[Data shown]:
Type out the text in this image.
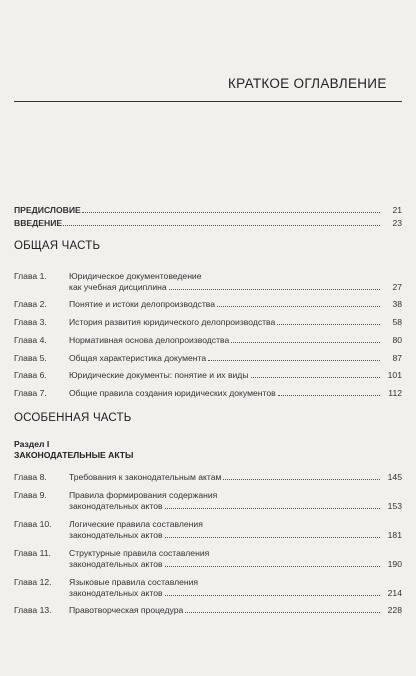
КРАТКОЕ ОГЛАВЛЕНИЕ
ПРЕДИСЛОВИЕ	21
ВВЕДЕНИЕ	23
ОБЩАЯ ЧАСТЬ
Глава 1.	Юридическое документоведение
как учебная дисциплина	27
Глава 2.	Понятие и истоки делопроизводства	38
Глава 3.	История развития юридического делопроизводства	58
Глава 4.	Нормативная основа делопроизводства	80
Глава 5.	Общая характеристика документа	87
Глава 6.	Юридические документы: понятие и их виды	101
Глава 7.	Общие правила создания юридических документов	112
ОСОБЕННАЯ ЧАСТЬ
Раздел I
ЗАКОНОДАТЕЛЬНЫЕ АКТЫ
Глава 8.	Требования к законодательным актам	145
Глава 9.	Правила формирования содержания
законодательных актов	153
Глава 10. Логические правила составления
законодательных актов	181
Глава 11. Структурные правила составления
законодательных актов	190
Глава 12. Языковые правила составления
законодательных актов	214
Глава 13. Правотворческая процедура	228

[Your instructions]: Restate the records word for word, omitting images.

[Finished answer]:
Type out the text in this image.
КРАТКОЕ ОГЛАВЛЕНИЕ
ПРЕДИСЛОВИЕ	21
ВВЕДЕНИЕ	23
ОБЩАЯ ЧАСТЬ
Глава 1.	Юридическое документоведение
как учебная дисциплина	27
Глава 2.	Понятие и истоки делопроизводства	38
Глава 3.	История развития юридического делопроизводства	58
Глава 4.	Нормативная основа делопроизводства	80
Глава 5.	Общая характеристика документа	87
Глава 6.	Юридические документы: понятие и их виды	101
Глава 7.	Общие правила создания юридических документов	112
ОСОБЕННАЯ ЧАСТЬ
Раздел I
ЗАКОНОДАТЕЛЬНЫЕ АКТЫ
Глава 8.	Требования к законодательным актам	145
Глава 9.	Правила формирования содержания
законодательных актов	153
Глава 10. Логические правила составления
законодательных актов	181
Глава 11. Структурные правила составления
законодательных актов	190
Глава 12. Языковые правила составления
законодательных актов	214
Глава 13. Правотворческая процедура	228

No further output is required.